## Material shown:
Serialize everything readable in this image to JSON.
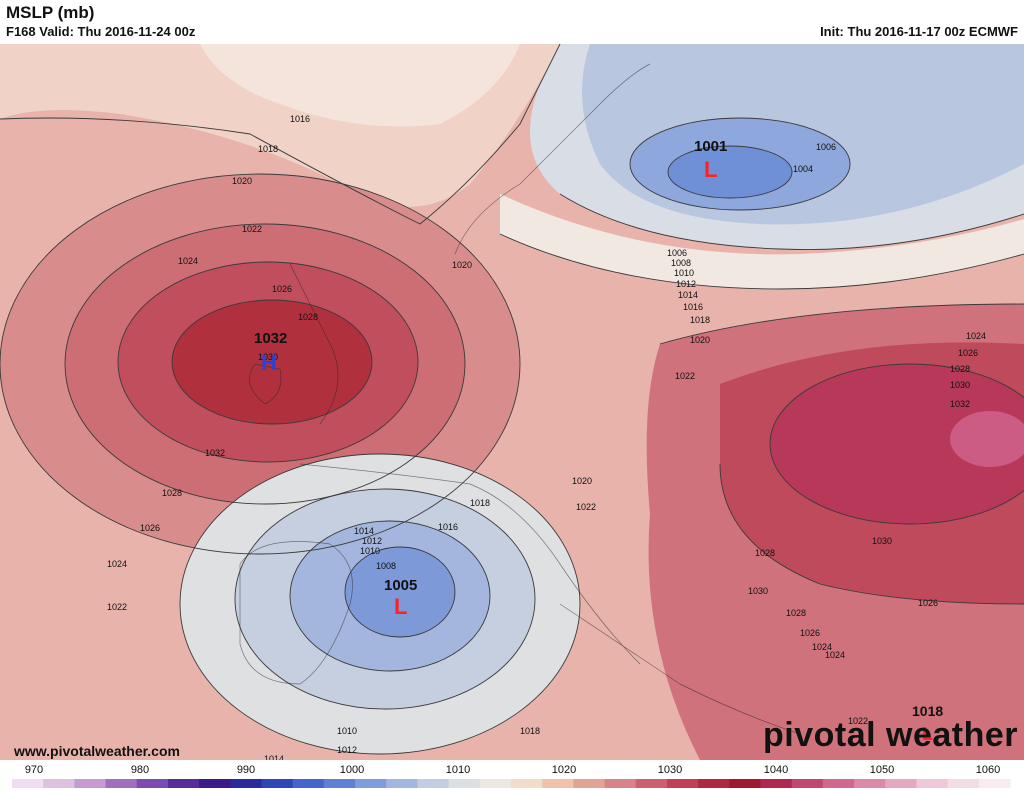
{
  "header": {
    "title": "MSLP (mb)",
    "valid": "F168 Valid: Thu 2016-11-24 00z",
    "init": "Init: Thu 2016-11-17 00z ECMWF"
  },
  "footer": {
    "url": "www.pivotalweather.com",
    "brand": "pivotal weather"
  },
  "colorbar": {
    "labels": [
      "970",
      "980",
      "990",
      "1000",
      "1010",
      "1020",
      "1030",
      "1040",
      "1050",
      "1060"
    ],
    "colors": [
      "#f1ddf1",
      "#e0c0e0",
      "#c89ad2",
      "#a070c0",
      "#7d4ab0",
      "#5a2c98",
      "#3c1a8a",
      "#2a2a9a",
      "#2d47b8",
      "#4466cc",
      "#5f80d4",
      "#7f9cdc",
      "#a3b6e0",
      "#c2cde2",
      "#dcdfe2",
      "#ece7e0",
      "#f3dccb",
      "#eec2ae",
      "#e2a296",
      "#d8828a",
      "#cc6070",
      "#c04058",
      "#b02840",
      "#a01830",
      "#b02850",
      "#c04870",
      "#d06890",
      "#dc88a8",
      "#e6a8c0",
      "#eec8d8",
      "#f4dce6",
      "#f8ecf2"
    ]
  },
  "map": {
    "pressure_centers": [
      {
        "type": "H",
        "value": "1032",
        "color": "#2244dd"
      },
      {
        "type": "L",
        "value": "1001",
        "color": "#ff2222"
      },
      {
        "type": "L",
        "value": "1005",
        "color": "#ff2222"
      },
      {
        "type": "L",
        "value": "1018",
        "color": "#ff2222"
      }
    ],
    "isobar_labels": [
      "1016",
      "1018",
      "1020",
      "1022",
      "1024",
      "1026",
      "1028",
      "1030",
      "1032",
      "1006",
      "1004",
      "1006",
      "1008",
      "1010",
      "1012",
      "1014",
      "1016",
      "1018",
      "1020",
      "1022",
      "1024",
      "1026",
      "1028",
      "1030",
      "1032",
      "1030",
      "1028",
      "1026",
      "1024",
      "1022",
      "1020",
      "1018",
      "1016",
      "1014",
      "1012",
      "1010",
      "1008",
      "1020",
      "1022",
      "1024",
      "1026",
      "1028",
      "1030",
      "1028",
      "1026",
      "1024",
      "1022",
      "1010",
      "1012",
      "1014",
      "1018"
    ]
  }
}
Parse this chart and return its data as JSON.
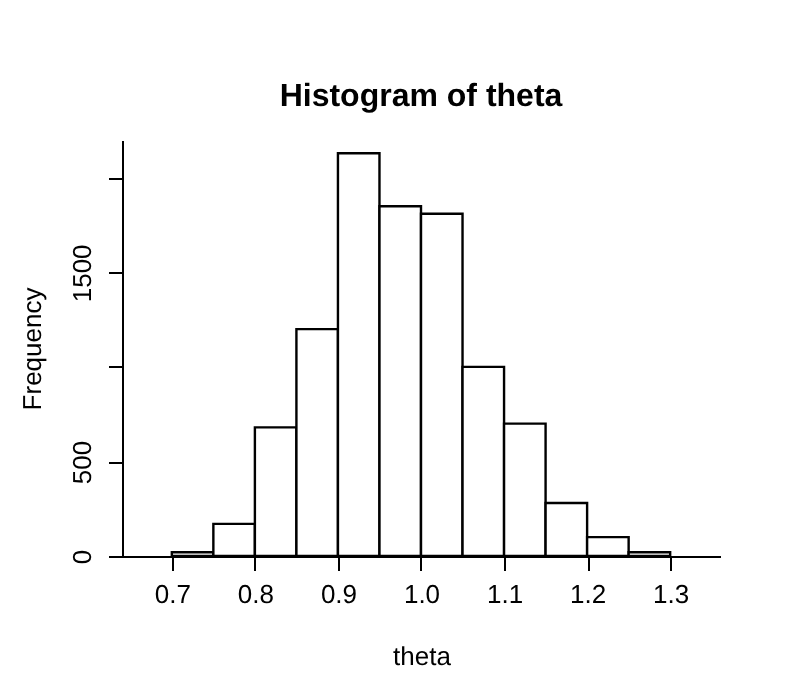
{
  "chart_data": {
    "type": "histogram",
    "title": "Histogram of theta",
    "xlabel": "theta",
    "ylabel": "Frequency",
    "bins": [
      0.7,
      0.75,
      0.8,
      0.85,
      0.9,
      0.95,
      1.0,
      1.05,
      1.1,
      1.15,
      1.2,
      1.25,
      1.3
    ],
    "values": [
      20,
      170,
      680,
      1200,
      2130,
      1850,
      1810,
      1000,
      700,
      280,
      100,
      20
    ],
    "color": "#ffffff",
    "xlim": [
      0.64,
      1.36
    ],
    "xticks": [
      {
        "value": 0.7,
        "label": "0.7"
      },
      {
        "value": 0.8,
        "label": "0.8"
      },
      {
        "value": 0.9,
        "label": "0.9"
      },
      {
        "value": 1.0,
        "label": "1.0"
      },
      {
        "value": 1.1,
        "label": "1.1"
      },
      {
        "value": 1.2,
        "label": "1.2"
      },
      {
        "value": 1.3,
        "label": "1.3"
      }
    ],
    "ylim": [
      0,
      2200
    ],
    "yticks": [
      0,
      500,
      {
        "value": 1000,
        "label": null
      },
      1500,
      {
        "value": 2000,
        "label": null
      }
    ],
    "grid": false
  }
}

## Exercise brief:
Filter the listing for the word "this" and copy every line that holds it.

## Exercise response:
Serialize everything readable in this image to JSON.
Parse this chart and return its data as JSON.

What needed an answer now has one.